+++ Rows
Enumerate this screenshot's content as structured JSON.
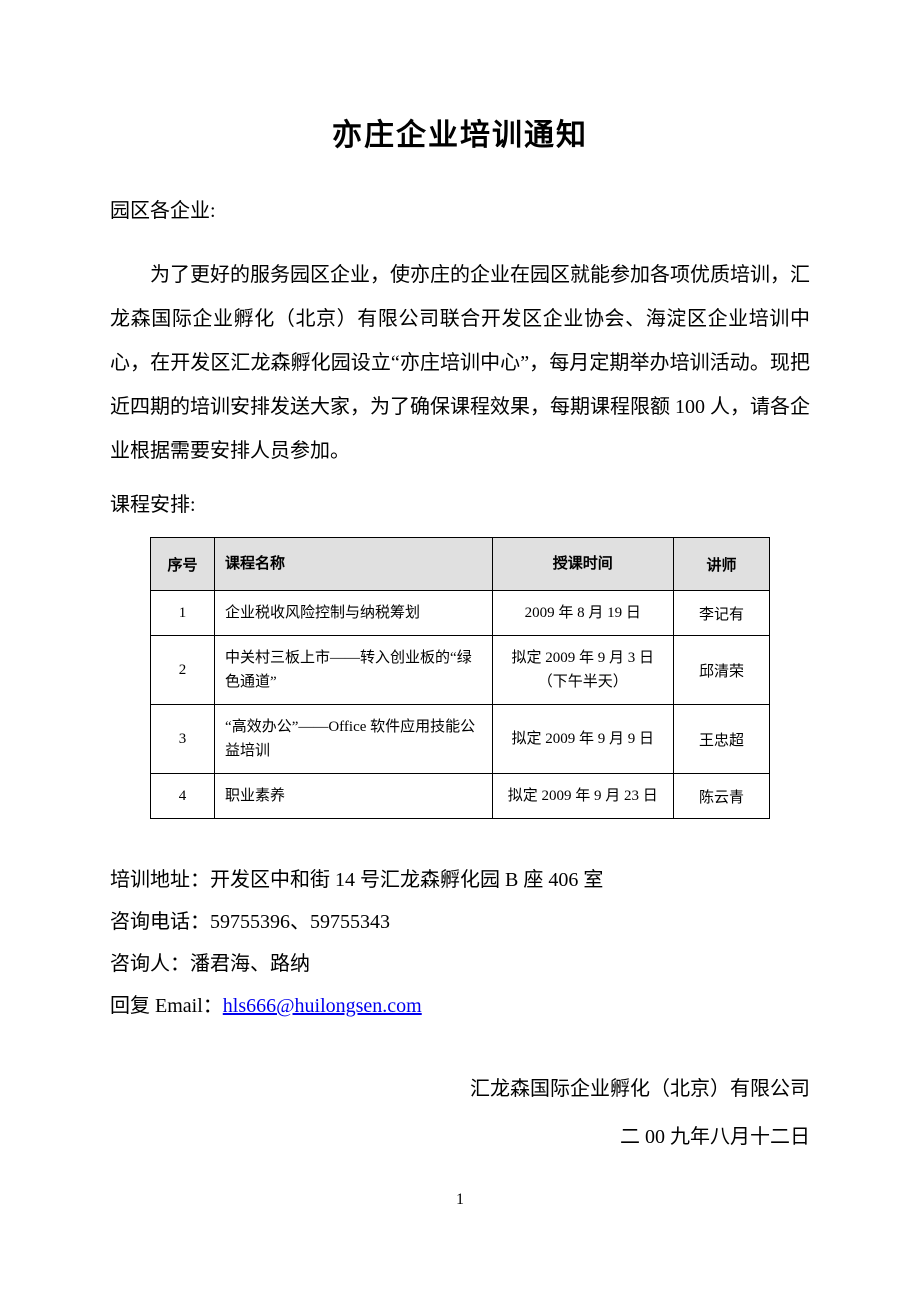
{
  "title": "亦庄企业培训通知",
  "salutation": "园区各企业:",
  "body": "为了更好的服务园区企业，使亦庄的企业在园区就能参加各项优质培训，汇龙森国际企业孵化（北京）有限公司联合开发区企业协会、海淀区企业培训中心，在开发区汇龙森孵化园设立“亦庄培训中心”，每月定期举办培训活动。现把近四期的培训安排发送大家，为了确保课程效果，每期课程限额 100 人，请各企业根据需要安排人员参加。",
  "schedule_label": "课程安排:",
  "table": {
    "headers": {
      "idx": "序号",
      "name": "课程名称",
      "time": "授课时间",
      "teacher": "讲师"
    },
    "rows": [
      {
        "idx": "1",
        "name": "企业税收风险控制与纳税筹划",
        "time": "2009 年 8 月 19 日",
        "teacher": "李记有"
      },
      {
        "idx": "2",
        "name": "中关村三板上市——转入创业板的“绿色通道”",
        "time": "拟定 2009 年 9 月 3 日（下午半天）",
        "teacher": "邱清荣"
      },
      {
        "idx": "3",
        "name": "“高效办公”——Office 软件应用技能公益培训",
        "time": "拟定 2009 年 9 月 9 日",
        "teacher": "王忠超"
      },
      {
        "idx": "4",
        "name": "职业素养",
        "time": "拟定 2009 年 9 月 23 日",
        "teacher": "陈云青"
      }
    ]
  },
  "info": {
    "address_label": "培训地址：",
    "address_value": "开发区中和街 14 号汇龙森孵化园 B 座 406 室",
    "phone_label": "咨询电话：",
    "phone_value": "59755396、59755343",
    "contact_label": "咨询人：",
    "contact_value": "潘君海、路纳",
    "email_label": "回复 Email：",
    "email_value": "hls666@huilongsen.com"
  },
  "signature": {
    "company": "汇龙森国际企业孵化（北京）有限公司",
    "date": "二 00 九年八月十二日"
  },
  "page_number": "1"
}
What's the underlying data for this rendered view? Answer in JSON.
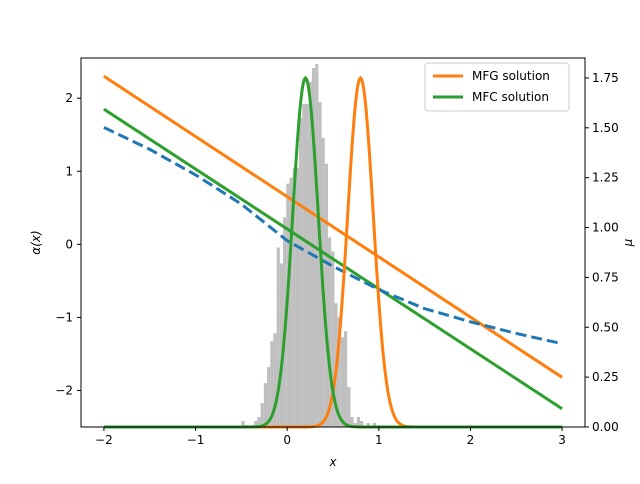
{
  "chart_data": {
    "type": "line",
    "title": "",
    "xlabel": "x",
    "ylabel_left": "α(x)",
    "ylabel_right": "μ",
    "xlim": [
      -2.25,
      3.25
    ],
    "ylim_left": [
      -2.5,
      2.55
    ],
    "ylim_right": [
      0.0,
      1.85
    ],
    "x_ticks": [
      -2,
      -1,
      0,
      1,
      2,
      3
    ],
    "x_tick_labels": [
      "−2",
      "−1",
      "0",
      "1",
      "2",
      "3"
    ],
    "y_left_ticks": [
      -2,
      -1,
      0,
      1,
      2
    ],
    "y_left_tick_labels": [
      "−2",
      "−1",
      "0",
      "1",
      "2"
    ],
    "y_right_ticks": [
      0.0,
      0.25,
      0.5,
      0.75,
      1.0,
      1.25,
      1.5,
      1.75
    ],
    "y_right_tick_labels": [
      "0.00",
      "0.25",
      "0.50",
      "0.75",
      "1.00",
      "1.25",
      "1.50",
      "1.75"
    ],
    "grid": false,
    "legend_position": "top-right",
    "colors": {
      "mfg": "#ff7f0e",
      "mfc": "#2ca02c",
      "dashed": "#1f77b4",
      "histogram": "#bfbfbf"
    },
    "series": [
      {
        "name": "MFG solution",
        "style": "solid",
        "color": "#ff7f0e",
        "axis": "left",
        "line": {
          "x": [
            -2.0,
            3.0
          ],
          "y": [
            2.3,
            -1.82
          ]
        },
        "density": {
          "axis": "right",
          "mean": 0.8,
          "sigma": 0.14,
          "peak": 1.75,
          "x_range": [
            -2.0,
            3.0
          ]
        }
      },
      {
        "name": "MFC solution",
        "style": "solid",
        "color": "#2ca02c",
        "axis": "left",
        "line": {
          "x": [
            -2.0,
            3.0
          ],
          "y": [
            1.85,
            -2.25
          ]
        },
        "density": {
          "axis": "right",
          "mean": 0.2,
          "sigma": 0.14,
          "peak": 1.75,
          "x_range": [
            -2.0,
            3.0
          ]
        }
      },
      {
        "style": "dashed",
        "color": "#1f77b4",
        "axis": "left",
        "points": {
          "x": [
            -2.0,
            -1.5,
            -1.0,
            -0.5,
            0.0,
            0.5,
            1.0,
            1.5,
            2.0,
            2.5,
            3.0
          ],
          "y": [
            1.6,
            1.3,
            0.95,
            0.55,
            0.05,
            -0.3,
            -0.62,
            -0.88,
            -1.06,
            -1.22,
            -1.36
          ]
        }
      }
    ],
    "histogram": {
      "axis": "right",
      "bin_width": 0.035,
      "x": [
        -0.5,
        -0.465,
        -0.43,
        -0.395,
        -0.36,
        -0.325,
        -0.29,
        -0.255,
        -0.22,
        -0.185,
        -0.15,
        -0.115,
        -0.08,
        -0.045,
        -0.01,
        0.025,
        0.06,
        0.095,
        0.13,
        0.165,
        0.2,
        0.235,
        0.27,
        0.305,
        0.34,
        0.375,
        0.41,
        0.445,
        0.48,
        0.515,
        0.55,
        0.585,
        0.62,
        0.655,
        0.69,
        0.725,
        0.76,
        0.795,
        0.83,
        0.865,
        0.9,
        0.935,
        0.97,
        1.005,
        1.04,
        1.075
      ],
      "values": [
        0.03,
        0.01,
        0.0,
        0.01,
        0.03,
        0.05,
        0.12,
        0.22,
        0.3,
        0.43,
        0.47,
        0.9,
        0.82,
        1.05,
        1.22,
        1.25,
        1.3,
        1.3,
        1.55,
        1.62,
        1.62,
        1.73,
        1.8,
        1.82,
        1.63,
        1.45,
        1.32,
        0.95,
        0.88,
        0.62,
        0.55,
        0.45,
        0.48,
        0.2,
        0.05,
        0.02,
        0.05,
        0.03,
        0.0,
        0.02,
        0.0,
        0.02,
        0.0,
        0.0,
        0.0,
        0.0
      ]
    }
  }
}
++++++
**What you should do:** Give every record back exactly as it reads, with no images.

**Complete output:**
Enumerate this screenshot's content as structured JSON.
{
  "title": "亦庄企业培训通知",
  "salutation": "园区各企业:",
  "body": "为了更好的服务园区企业，使亦庄的企业在园区就能参加各项优质培训，汇龙森国际企业孵化（北京）有限公司联合开发区企业协会、海淀区企业培训中心，在开发区汇龙森孵化园设立“亦庄培训中心”，每月定期举办培训活动。现把近四期的培训安排发送大家，为了确保课程效果，每期课程限额 100 人，请各企业根据需要安排人员参加。",
  "schedule_label": "课程安排:",
  "table": {
    "headers": {
      "idx": "序号",
      "name": "课程名称",
      "time": "授课时间",
      "teacher": "讲师"
    },
    "rows": [
      {
        "idx": "1",
        "name": "企业税收风险控制与纳税筹划",
        "time": "2009 年 8 月 19 日",
        "teacher": "李记有"
      },
      {
        "idx": "2",
        "name": "中关村三板上市——转入创业板的“绿色通道”",
        "time": "拟定 2009 年 9 月 3 日（下午半天）",
        "teacher": "邱清荣"
      },
      {
        "idx": "3",
        "name": "“高效办公”——Office 软件应用技能公益培训",
        "time": "拟定 2009 年 9 月 9 日",
        "teacher": "王忠超"
      },
      {
        "idx": "4",
        "name": "职业素养",
        "time": "拟定 2009 年 9 月 23 日",
        "teacher": "陈云青"
      }
    ]
  },
  "info": {
    "address_label": "培训地址：",
    "address_value": "开发区中和街 14 号汇龙森孵化园 B 座 406 室",
    "phone_label": "咨询电话：",
    "phone_value": "59755396、59755343",
    "contact_label": "咨询人：",
    "contact_value": "潘君海、路纳",
    "email_label": "回复 Email：",
    "email_value": "hls666@huilongsen.com"
  },
  "signature": {
    "company": "汇龙森国际企业孵化（北京）有限公司",
    "date": "二 00 九年八月十二日"
  },
  "page_number": "1"
}
What's the underlying data for this rendered view? Answer in JSON.
{
  "chart_data": {
    "type": "line",
    "title": "",
    "xlabel": "x",
    "ylabel_left": "α(x)",
    "ylabel_right": "μ",
    "xlim": [
      -2.25,
      3.25
    ],
    "ylim_left": [
      -2.5,
      2.55
    ],
    "ylim_right": [
      0.0,
      1.85
    ],
    "x_ticks": [
      -2,
      -1,
      0,
      1,
      2,
      3
    ],
    "x_tick_labels": [
      "−2",
      "−1",
      "0",
      "1",
      "2",
      "3"
    ],
    "y_left_ticks": [
      -2,
      -1,
      0,
      1,
      2
    ],
    "y_left_tick_labels": [
      "−2",
      "−1",
      "0",
      "1",
      "2"
    ],
    "y_right_ticks": [
      0.0,
      0.25,
      0.5,
      0.75,
      1.0,
      1.25,
      1.5,
      1.75
    ],
    "y_right_tick_labels": [
      "0.00",
      "0.25",
      "0.50",
      "0.75",
      "1.00",
      "1.25",
      "1.50",
      "1.75"
    ],
    "grid": false,
    "legend_position": "top-right",
    "colors": {
      "mfg": "#ff7f0e",
      "mfc": "#2ca02c",
      "dashed": "#1f77b4",
      "histogram": "#bfbfbf"
    },
    "series": [
      {
        "name": "MFG solution",
        "style": "solid",
        "color": "#ff7f0e",
        "axis": "left",
        "line": {
          "x": [
            -2.0,
            3.0
          ],
          "y": [
            2.3,
            -1.82
          ]
        },
        "density": {
          "axis": "right",
          "mean": 0.8,
          "sigma": 0.14,
          "peak": 1.75,
          "x_range": [
            -2.0,
            3.0
          ]
        }
      },
      {
        "name": "MFC solution",
        "style": "solid",
        "color": "#2ca02c",
        "axis": "left",
        "line": {
          "x": [
            -2.0,
            3.0
          ],
          "y": [
            1.85,
            -2.25
          ]
        },
        "density": {
          "axis": "right",
          "mean": 0.2,
          "sigma": 0.14,
          "peak": 1.75,
          "x_range": [
            -2.0,
            3.0
          ]
        }
      },
      {
        "style": "dashed",
        "color": "#1f77b4",
        "axis": "left",
        "points": {
          "x": [
            -2.0,
            -1.5,
            -1.0,
            -0.5,
            0.0,
            0.5,
            1.0,
            1.5,
            2.0,
            2.5,
            3.0
          ],
          "y": [
            1.6,
            1.3,
            0.95,
            0.55,
            0.05,
            -0.3,
            -0.62,
            -0.88,
            -1.06,
            -1.22,
            -1.36
          ]
        }
      }
    ],
    "histogram": {
      "axis": "right",
      "bin_width": 0.035,
      "x": [
        -0.5,
        -0.465,
        -0.43,
        -0.395,
        -0.36,
        -0.325,
        -0.29,
        -0.255,
        -0.22,
        -0.185,
        -0.15,
        -0.115,
        -0.08,
        -0.045,
        -0.01,
        0.025,
        0.06,
        0.095,
        0.13,
        0.165,
        0.2,
        0.235,
        0.27,
        0.305,
        0.34,
        0.375,
        0.41,
        0.445,
        0.48,
        0.515,
        0.55,
        0.585,
        0.62,
        0.655,
        0.69,
        0.725,
        0.76,
        0.795,
        0.83,
        0.865,
        0.9,
        0.935,
        0.97,
        1.005,
        1.04,
        1.075
      ],
      "values": [
        0.03,
        0.01,
        0.0,
        0.01,
        0.03,
        0.05,
        0.12,
        0.22,
        0.3,
        0.43,
        0.47,
        0.9,
        0.82,
        1.05,
        1.22,
        1.25,
        1.3,
        1.3,
        1.55,
        1.62,
        1.62,
        1.73,
        1.8,
        1.82,
        1.63,
        1.45,
        1.32,
        0.95,
        0.88,
        0.62,
        0.55,
        0.45,
        0.48,
        0.2,
        0.05,
        0.02,
        0.05,
        0.03,
        0.0,
        0.02,
        0.0,
        0.02,
        0.0,
        0.0,
        0.0,
        0.0
      ]
    }
  }
}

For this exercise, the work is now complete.